Provided material:
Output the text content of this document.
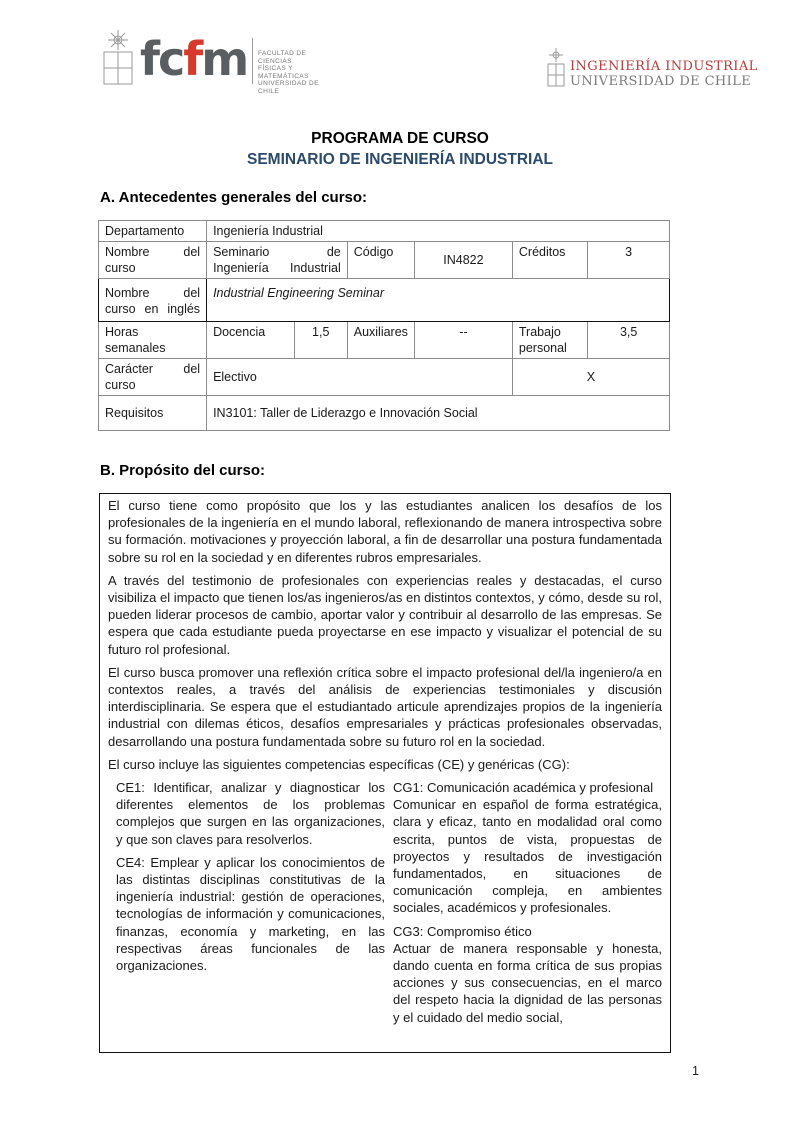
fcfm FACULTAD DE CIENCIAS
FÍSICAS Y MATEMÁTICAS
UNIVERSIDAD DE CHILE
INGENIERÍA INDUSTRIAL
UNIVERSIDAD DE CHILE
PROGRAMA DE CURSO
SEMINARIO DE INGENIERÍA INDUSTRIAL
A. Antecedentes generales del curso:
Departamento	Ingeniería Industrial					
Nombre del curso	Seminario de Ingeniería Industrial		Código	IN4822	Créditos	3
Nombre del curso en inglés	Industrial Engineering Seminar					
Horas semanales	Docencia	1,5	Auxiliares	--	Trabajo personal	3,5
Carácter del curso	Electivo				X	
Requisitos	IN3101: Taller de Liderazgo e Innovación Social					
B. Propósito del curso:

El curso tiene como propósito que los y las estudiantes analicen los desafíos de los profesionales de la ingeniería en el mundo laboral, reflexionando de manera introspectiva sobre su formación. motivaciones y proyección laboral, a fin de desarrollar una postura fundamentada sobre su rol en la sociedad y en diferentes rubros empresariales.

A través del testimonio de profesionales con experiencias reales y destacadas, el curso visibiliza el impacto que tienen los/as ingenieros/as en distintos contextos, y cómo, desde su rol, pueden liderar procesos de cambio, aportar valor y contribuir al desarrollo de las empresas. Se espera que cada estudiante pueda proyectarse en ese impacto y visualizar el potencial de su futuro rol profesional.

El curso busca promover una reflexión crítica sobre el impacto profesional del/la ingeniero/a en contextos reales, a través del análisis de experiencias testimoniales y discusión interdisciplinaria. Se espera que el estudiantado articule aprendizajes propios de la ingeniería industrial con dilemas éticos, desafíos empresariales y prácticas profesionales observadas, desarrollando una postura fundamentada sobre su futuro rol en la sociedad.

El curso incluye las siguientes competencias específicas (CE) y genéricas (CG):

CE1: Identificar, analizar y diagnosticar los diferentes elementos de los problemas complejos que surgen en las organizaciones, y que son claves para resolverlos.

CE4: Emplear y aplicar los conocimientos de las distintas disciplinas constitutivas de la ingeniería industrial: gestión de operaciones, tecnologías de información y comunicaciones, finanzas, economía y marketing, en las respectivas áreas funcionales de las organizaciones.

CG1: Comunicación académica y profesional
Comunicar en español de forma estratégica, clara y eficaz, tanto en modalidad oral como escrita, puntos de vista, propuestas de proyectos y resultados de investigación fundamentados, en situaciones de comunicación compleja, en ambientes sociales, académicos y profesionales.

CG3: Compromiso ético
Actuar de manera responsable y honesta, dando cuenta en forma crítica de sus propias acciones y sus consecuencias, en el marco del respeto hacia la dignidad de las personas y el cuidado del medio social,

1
--
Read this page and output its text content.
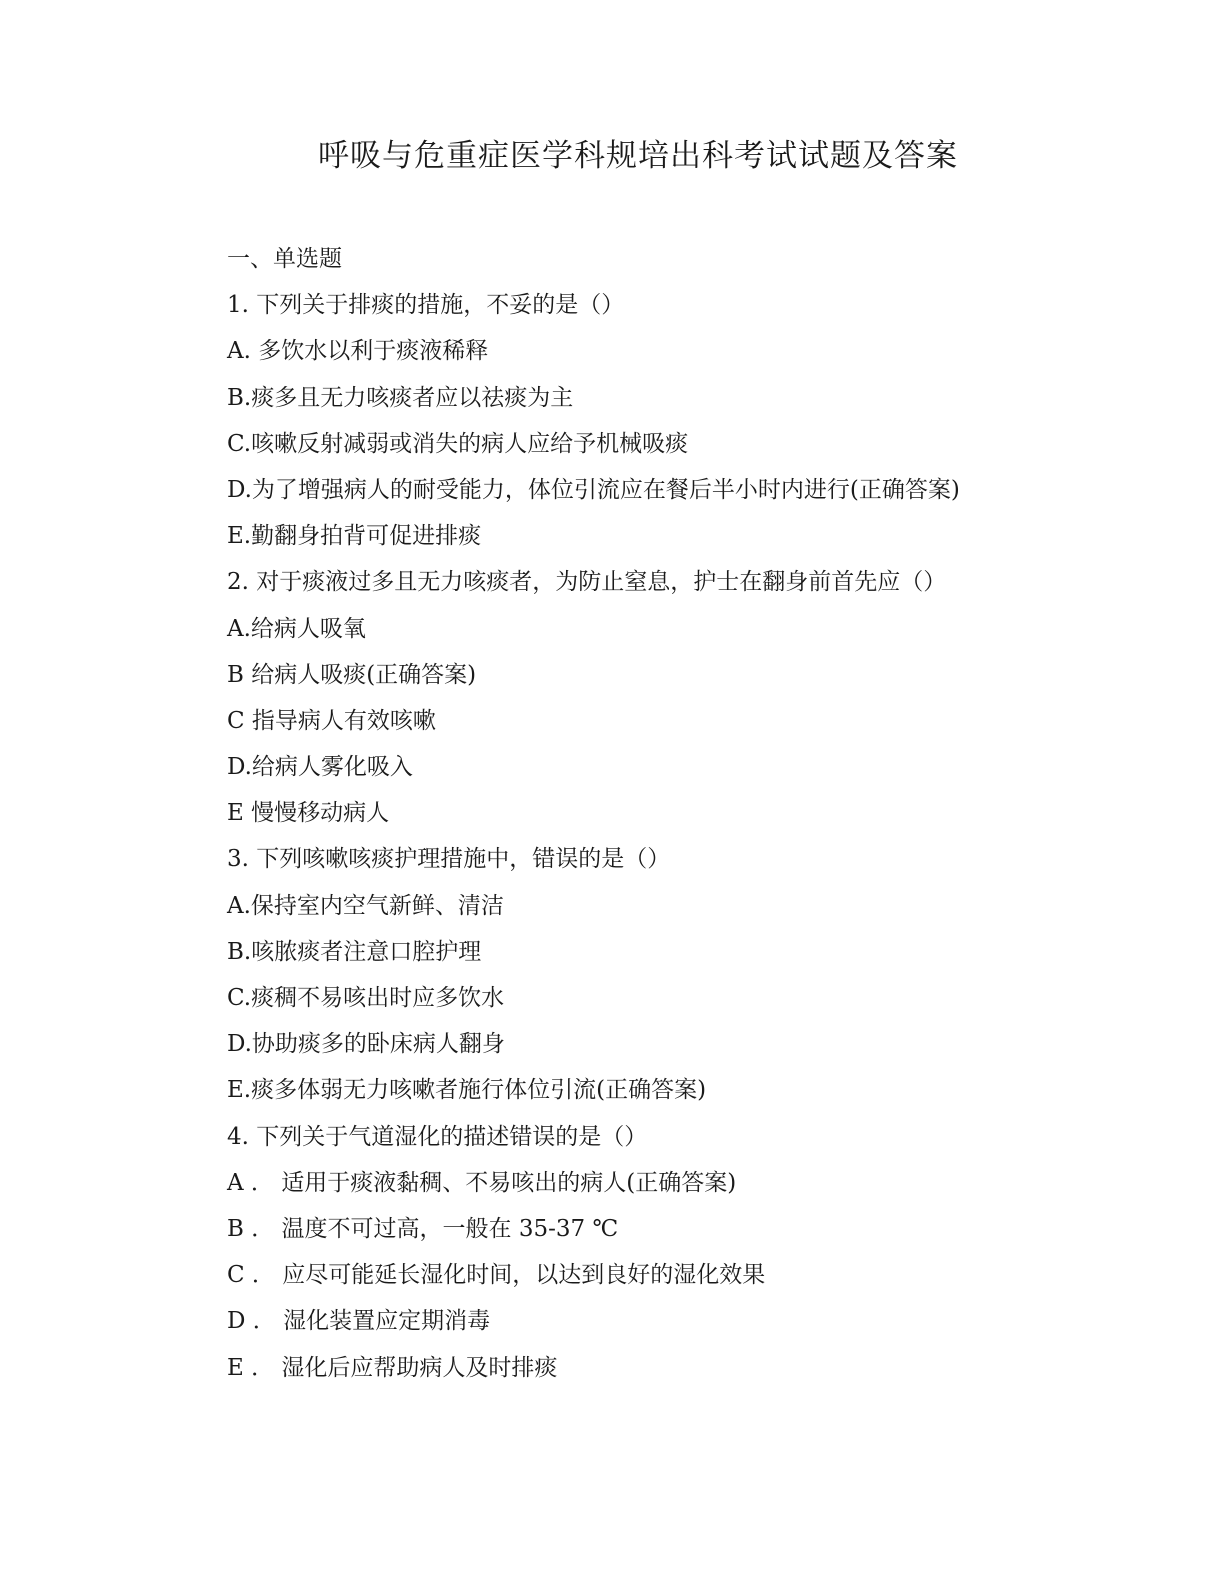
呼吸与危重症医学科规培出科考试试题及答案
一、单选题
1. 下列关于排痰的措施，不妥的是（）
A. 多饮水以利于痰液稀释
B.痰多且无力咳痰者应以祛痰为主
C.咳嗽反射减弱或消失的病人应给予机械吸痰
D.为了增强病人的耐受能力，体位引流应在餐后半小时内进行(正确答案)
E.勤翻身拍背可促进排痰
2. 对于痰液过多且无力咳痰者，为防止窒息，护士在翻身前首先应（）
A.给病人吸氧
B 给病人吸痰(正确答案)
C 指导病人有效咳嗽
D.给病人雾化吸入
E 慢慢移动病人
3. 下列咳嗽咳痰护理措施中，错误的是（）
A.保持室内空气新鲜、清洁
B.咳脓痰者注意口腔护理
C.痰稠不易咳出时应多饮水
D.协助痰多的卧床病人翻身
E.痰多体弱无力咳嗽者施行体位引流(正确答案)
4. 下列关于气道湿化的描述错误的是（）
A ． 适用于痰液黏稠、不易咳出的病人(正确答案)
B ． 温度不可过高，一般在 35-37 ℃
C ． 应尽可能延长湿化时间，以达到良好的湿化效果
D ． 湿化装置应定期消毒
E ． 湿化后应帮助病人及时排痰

Exercise directions: Using the data above, copy each line that contains "como".

Solved problem:
El curso tiene como propósito que los y las estudiantes analicen los desafíos de los profesionales de la ingeniería en el mundo laboral, reflexionando de manera introspectiva sobre su formación. motivaciones y proyección laboral, a fin de desarrollar una postura fundamentada sobre su rol en la sociedad y en diferentes rubros empresariales.
Comunicar en español de forma estratégica, clara y eficaz, tanto en modalidad oral como escrita, puntos de vista, propuestas de proyectos y resultados de investigación fundamentados, en situaciones de comunicación compleja, en ambientes sociales, académicos y profesionales.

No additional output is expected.